> _TASK DIRECTIONS_
Each line that holds the word "storia" counts once; report how many lines do so and nothing else.

> _Records_
Begin
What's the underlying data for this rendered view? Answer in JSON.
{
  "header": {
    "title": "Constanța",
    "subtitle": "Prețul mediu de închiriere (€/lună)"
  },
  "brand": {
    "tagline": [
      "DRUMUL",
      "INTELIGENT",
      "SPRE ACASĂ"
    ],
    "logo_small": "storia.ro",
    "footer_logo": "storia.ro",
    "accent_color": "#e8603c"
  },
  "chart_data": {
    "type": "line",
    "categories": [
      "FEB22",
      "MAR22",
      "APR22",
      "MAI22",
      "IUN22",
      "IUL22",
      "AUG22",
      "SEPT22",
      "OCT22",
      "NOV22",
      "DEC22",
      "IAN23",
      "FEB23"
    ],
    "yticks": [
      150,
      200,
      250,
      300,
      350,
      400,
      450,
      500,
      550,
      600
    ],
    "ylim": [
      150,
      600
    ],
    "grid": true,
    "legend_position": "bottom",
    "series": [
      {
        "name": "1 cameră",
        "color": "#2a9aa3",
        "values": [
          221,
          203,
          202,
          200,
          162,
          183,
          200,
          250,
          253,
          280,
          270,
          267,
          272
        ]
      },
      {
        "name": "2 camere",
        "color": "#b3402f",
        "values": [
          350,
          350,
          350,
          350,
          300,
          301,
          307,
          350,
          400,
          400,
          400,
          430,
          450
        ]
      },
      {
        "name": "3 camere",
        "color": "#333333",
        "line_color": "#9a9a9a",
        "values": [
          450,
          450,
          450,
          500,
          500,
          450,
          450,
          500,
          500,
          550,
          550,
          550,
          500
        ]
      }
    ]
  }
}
End
> _EXERCISE RESULT_
2